#### [TASK TO CARRY OUT]
Transcribe all the entries word for word, skipping the pictures.

#### [DATA EXTRACT]
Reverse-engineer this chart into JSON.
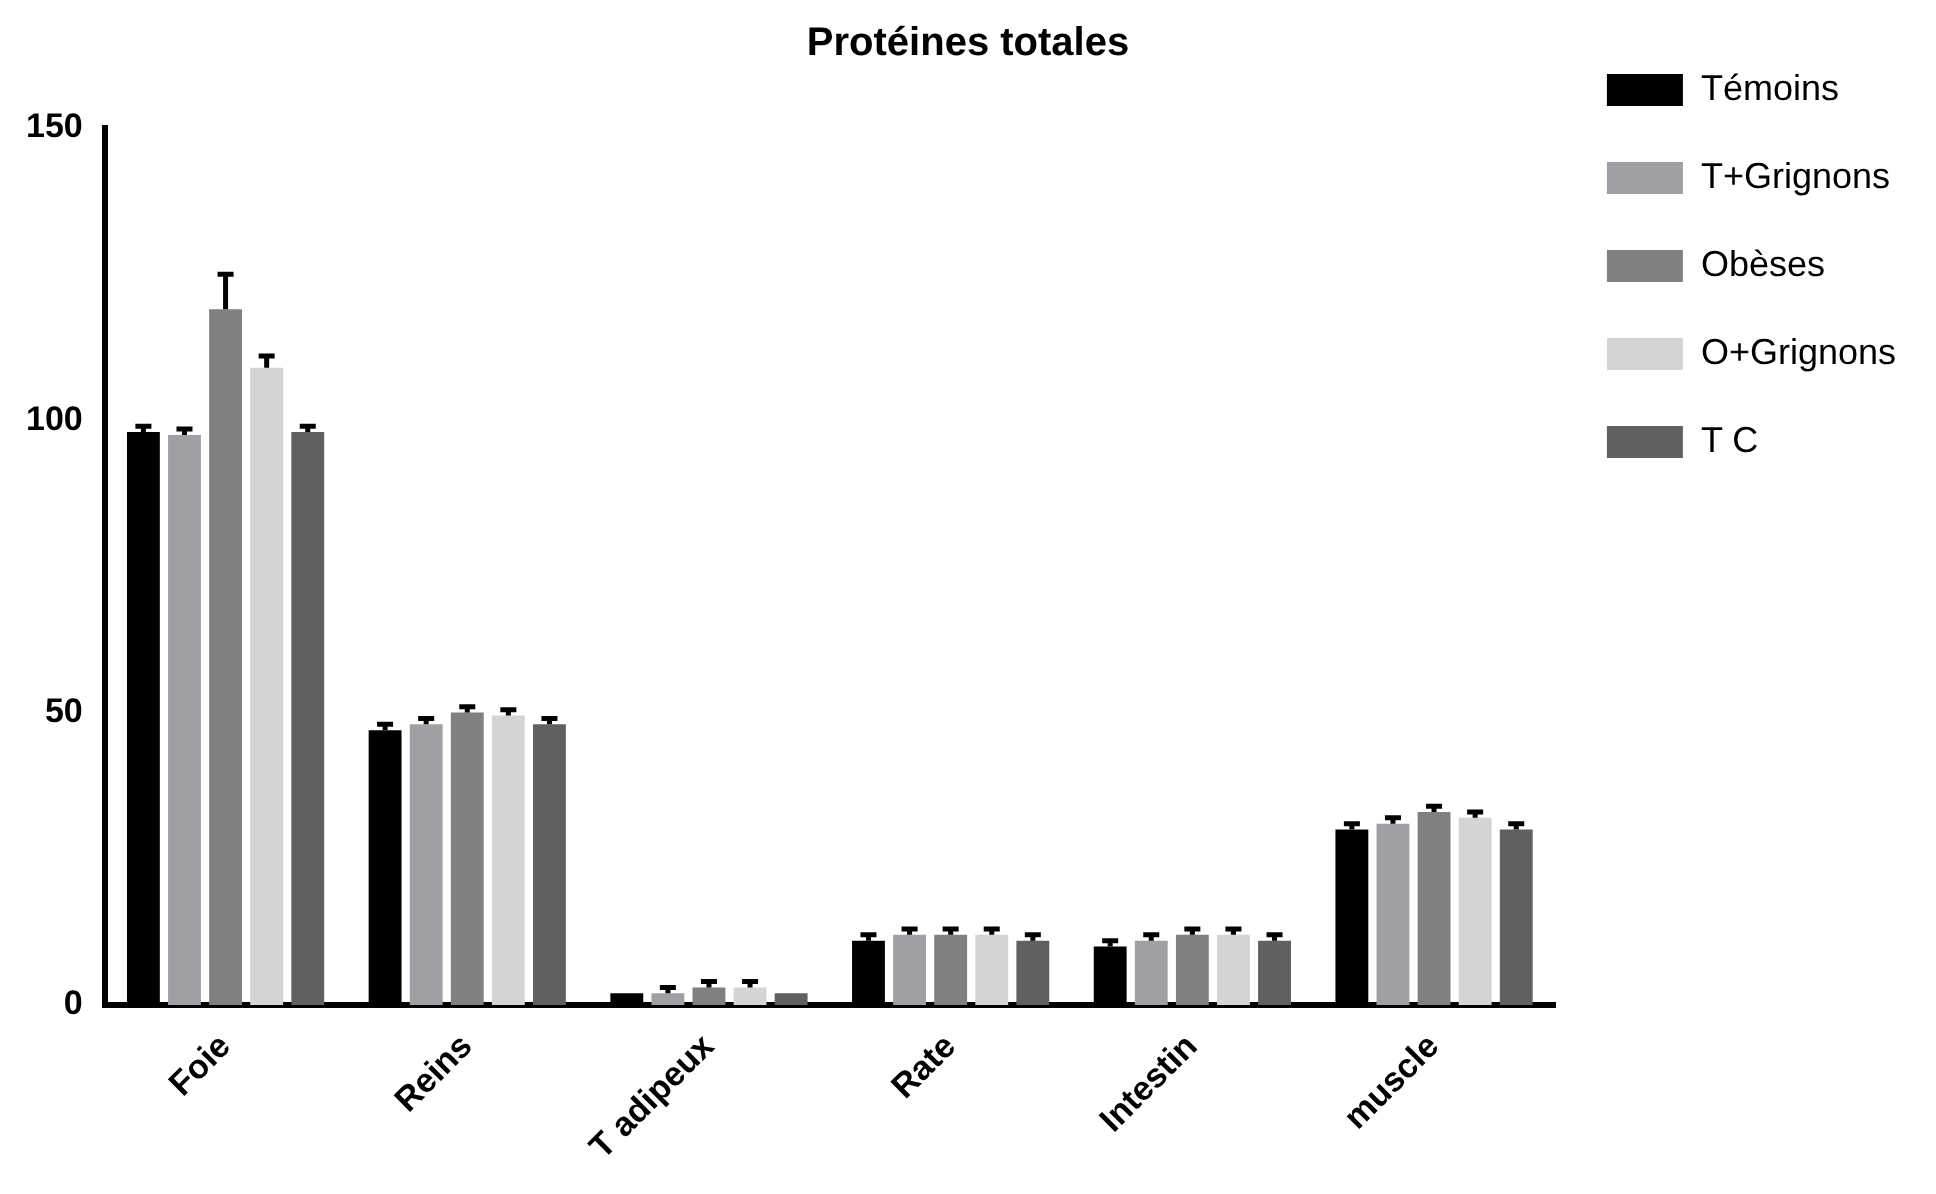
{
  "chart_data": {
    "type": "bar",
    "title": "Protéines totales",
    "categories": [
      "Foie",
      "Reins",
      "T adipeux",
      "Rate",
      "Intestin",
      "muscle"
    ],
    "series": [
      {
        "name": "Témoins",
        "color": "#000000",
        "values": [
          98,
          47,
          2,
          11,
          10,
          30
        ],
        "errors": [
          1,
          1,
          null,
          1,
          1,
          1
        ]
      },
      {
        "name": "T+Grignons",
        "color": "#a0a0a4",
        "values": [
          97.5,
          48,
          2,
          12,
          11,
          31
        ],
        "errors": [
          1,
          1,
          1,
          1,
          1,
          1
        ]
      },
      {
        "name": "Obèses",
        "color": "#808080",
        "values": [
          119,
          50,
          3,
          12,
          12,
          33
        ],
        "errors": [
          6,
          1,
          1,
          1,
          1,
          1
        ]
      },
      {
        "name": "O+Grignons",
        "color": "#d4d4d4",
        "values": [
          109,
          49.5,
          3,
          12,
          12,
          32
        ],
        "errors": [
          2,
          1,
          1,
          1,
          1,
          1
        ]
      },
      {
        "name": "T C",
        "color": "#606060",
        "values": [
          98,
          48,
          2,
          11,
          11,
          30
        ],
        "errors": [
          1,
          1,
          null,
          1,
          1,
          1
        ]
      }
    ],
    "ylim": [
      0,
      150
    ],
    "yticks": [
      0,
      50,
      100,
      150
    ],
    "grid": false,
    "legend": "top right"
  }
}
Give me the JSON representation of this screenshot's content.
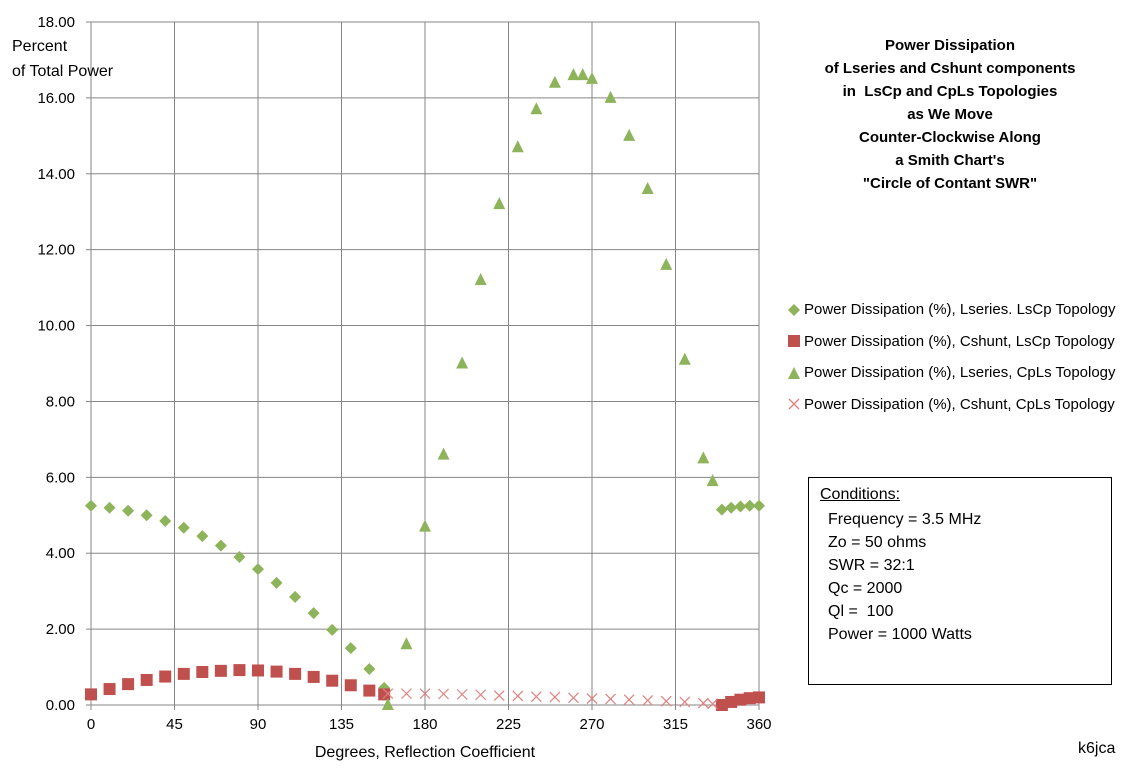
{
  "chart_data": {
    "type": "scatter",
    "title": [
      "Power Dissipation",
      "of Lseries and Cshunt components",
      "in  LsCp and CpLs Topologies",
      "as We Move",
      "Counter-Clockwise Along",
      "a Smith Chart's",
      "\"Circle of Contant SWR\""
    ],
    "xlabel": "Degrees, Reflection  Coefficient",
    "ylabel": [
      "Percent",
      "of Total Power"
    ],
    "xlim": [
      0,
      360
    ],
    "ylim": [
      0,
      18
    ],
    "x_ticks": [
      "0",
      "45",
      "90",
      "135",
      "180",
      "225",
      "270",
      "315",
      "360"
    ],
    "y_ticks": [
      "0.00",
      "2.00",
      "4.00",
      "6.00",
      "8.00",
      "10.00",
      "12.00",
      "14.00",
      "16.00",
      "18.00"
    ],
    "grid": true,
    "legend_position": "right",
    "series": [
      {
        "name": "Power Dissipation (%), Lseries. LsCp Topology",
        "marker": "diamond",
        "color": "#8DB45A",
        "x": [
          0,
          10,
          20,
          30,
          40,
          50,
          60,
          70,
          80,
          90,
          100,
          110,
          120,
          130,
          140,
          150,
          158,
          340,
          345,
          350,
          355,
          360
        ],
        "y": [
          5.25,
          5.2,
          5.12,
          5.0,
          4.85,
          4.67,
          4.45,
          4.2,
          3.9,
          3.58,
          3.22,
          2.85,
          2.42,
          1.98,
          1.5,
          0.95,
          0.45,
          5.15,
          5.2,
          5.23,
          5.25,
          5.25
        ]
      },
      {
        "name": "Power Dissipation (%), Cshunt, LsCp Topology",
        "marker": "square",
        "color": "#C0504D",
        "x": [
          0,
          10,
          20,
          30,
          40,
          50,
          60,
          70,
          80,
          90,
          100,
          110,
          120,
          130,
          140,
          150,
          158,
          340,
          345,
          350,
          355,
          360
        ],
        "y": [
          0.28,
          0.42,
          0.55,
          0.66,
          0.75,
          0.82,
          0.87,
          0.9,
          0.92,
          0.91,
          0.88,
          0.82,
          0.74,
          0.64,
          0.52,
          0.38,
          0.28,
          0.0,
          0.08,
          0.14,
          0.18,
          0.2
        ]
      },
      {
        "name": "Power Dissipation (%), Lseries, CpLs Topology",
        "marker": "triangle",
        "color": "#8DB45A",
        "x": [
          160,
          170,
          180,
          190,
          200,
          210,
          220,
          230,
          240,
          250,
          260,
          265,
          270,
          280,
          290,
          300,
          310,
          320,
          330,
          335
        ],
        "y": [
          0.0,
          1.6,
          4.7,
          6.6,
          9.0,
          11.2,
          13.2,
          14.7,
          15.7,
          16.4,
          16.6,
          16.6,
          16.5,
          16.0,
          15.0,
          13.6,
          11.6,
          9.1,
          6.5,
          5.9
        ]
      },
      {
        "name": "Power Dissipation (%), Cshunt, CpLs Topology",
        "marker": "x",
        "color": "#E08080",
        "x": [
          160,
          170,
          180,
          190,
          200,
          210,
          220,
          230,
          240,
          250,
          260,
          270,
          280,
          290,
          300,
          310,
          320,
          330,
          335
        ],
        "y": [
          0.3,
          0.3,
          0.3,
          0.29,
          0.28,
          0.27,
          0.25,
          0.24,
          0.22,
          0.21,
          0.19,
          0.17,
          0.16,
          0.14,
          0.12,
          0.1,
          0.08,
          0.05,
          0.03
        ]
      }
    ]
  },
  "conditions": {
    "title": "Conditions:",
    "items": [
      "Frequency = 3.5 MHz",
      "Zo = 50 ohms",
      "SWR = 32:1",
      "Qc = 2000",
      "Ql =  100",
      "Power = 1000 Watts"
    ]
  },
  "watermark": "k6jca"
}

#### [SOLUTION TO THE EXERCISE]
Reverse-engineer this chart into JSON.
{
  "chart_data": {
    "type": "bar",
    "title": "Protéines totales",
    "categories": [
      "Foie",
      "Reins",
      "T adipeux",
      "Rate",
      "Intestin",
      "muscle"
    ],
    "series": [
      {
        "name": "Témoins",
        "color": "#000000",
        "values": [
          98,
          47,
          2,
          11,
          10,
          30
        ],
        "errors": [
          1,
          1,
          null,
          1,
          1,
          1
        ]
      },
      {
        "name": "T+Grignons",
        "color": "#a0a0a4",
        "values": [
          97.5,
          48,
          2,
          12,
          11,
          31
        ],
        "errors": [
          1,
          1,
          1,
          1,
          1,
          1
        ]
      },
      {
        "name": "Obèses",
        "color": "#808080",
        "values": [
          119,
          50,
          3,
          12,
          12,
          33
        ],
        "errors": [
          6,
          1,
          1,
          1,
          1,
          1
        ]
      },
      {
        "name": "O+Grignons",
        "color": "#d4d4d4",
        "values": [
          109,
          49.5,
          3,
          12,
          12,
          32
        ],
        "errors": [
          2,
          1,
          1,
          1,
          1,
          1
        ]
      },
      {
        "name": "T C",
        "color": "#606060",
        "values": [
          98,
          48,
          2,
          11,
          11,
          30
        ],
        "errors": [
          1,
          1,
          null,
          1,
          1,
          1
        ]
      }
    ],
    "ylim": [
      0,
      150
    ],
    "yticks": [
      0,
      50,
      100,
      150
    ],
    "grid": false,
    "legend": "top right"
  }
}
Give me the JSON representation of this screenshot's content.
{
  "chart_data": {
    "type": "scatter",
    "title": [
      "Power Dissipation",
      "of Lseries and Cshunt components",
      "in  LsCp and CpLs Topologies",
      "as We Move",
      "Counter-Clockwise Along",
      "a Smith Chart's",
      "\"Circle of Contant SWR\""
    ],
    "xlabel": "Degrees, Reflection  Coefficient",
    "ylabel": [
      "Percent",
      "of Total Power"
    ],
    "xlim": [
      0,
      360
    ],
    "ylim": [
      0,
      18
    ],
    "x_ticks": [
      "0",
      "45",
      "90",
      "135",
      "180",
      "225",
      "270",
      "315",
      "360"
    ],
    "y_ticks": [
      "0.00",
      "2.00",
      "4.00",
      "6.00",
      "8.00",
      "10.00",
      "12.00",
      "14.00",
      "16.00",
      "18.00"
    ],
    "grid": true,
    "legend_position": "right",
    "series": [
      {
        "name": "Power Dissipation (%), Lseries. LsCp Topology",
        "marker": "diamond",
        "color": "#8DB45A",
        "x": [
          0,
          10,
          20,
          30,
          40,
          50,
          60,
          70,
          80,
          90,
          100,
          110,
          120,
          130,
          140,
          150,
          158,
          340,
          345,
          350,
          355,
          360
        ],
        "y": [
          5.25,
          5.2,
          5.12,
          5.0,
          4.85,
          4.67,
          4.45,
          4.2,
          3.9,
          3.58,
          3.22,
          2.85,
          2.42,
          1.98,
          1.5,
          0.95,
          0.45,
          5.15,
          5.2,
          5.23,
          5.25,
          5.25
        ]
      },
      {
        "name": "Power Dissipation (%), Cshunt, LsCp Topology",
        "marker": "square",
        "color": "#C0504D",
        "x": [
          0,
          10,
          20,
          30,
          40,
          50,
          60,
          70,
          80,
          90,
          100,
          110,
          120,
          130,
          140,
          150,
          158,
          340,
          345,
          350,
          355,
          360
        ],
        "y": [
          0.28,
          0.42,
          0.55,
          0.66,
          0.75,
          0.82,
          0.87,
          0.9,
          0.92,
          0.91,
          0.88,
          0.82,
          0.74,
          0.64,
          0.52,
          0.38,
          0.28,
          0.0,
          0.08,
          0.14,
          0.18,
          0.2
        ]
      },
      {
        "name": "Power Dissipation (%), Lseries, CpLs Topology",
        "marker": "triangle",
        "color": "#8DB45A",
        "x": [
          160,
          170,
          180,
          190,
          200,
          210,
          220,
          230,
          240,
          250,
          260,
          265,
          270,
          280,
          290,
          300,
          310,
          320,
          330,
          335
        ],
        "y": [
          0.0,
          1.6,
          4.7,
          6.6,
          9.0,
          11.2,
          13.2,
          14.7,
          15.7,
          16.4,
          16.6,
          16.6,
          16.5,
          16.0,
          15.0,
          13.6,
          11.6,
          9.1,
          6.5,
          5.9
        ]
      },
      {
        "name": "Power Dissipation (%), Cshunt, CpLs Topology",
        "marker": "x",
        "color": "#E08080",
        "x": [
          160,
          170,
          180,
          190,
          200,
          210,
          220,
          230,
          240,
          250,
          260,
          270,
          280,
          290,
          300,
          310,
          320,
          330,
          335
        ],
        "y": [
          0.3,
          0.3,
          0.3,
          0.29,
          0.28,
          0.27,
          0.25,
          0.24,
          0.22,
          0.21,
          0.19,
          0.17,
          0.16,
          0.14,
          0.12,
          0.1,
          0.08,
          0.05,
          0.03
        ]
      }
    ]
  },
  "conditions": {
    "title": "Conditions:",
    "items": [
      "Frequency = 3.5 MHz",
      "Zo = 50 ohms",
      "SWR = 32:1",
      "Qc = 2000",
      "Ql =  100",
      "Power = 1000 Watts"
    ]
  },
  "watermark": "k6jca"
}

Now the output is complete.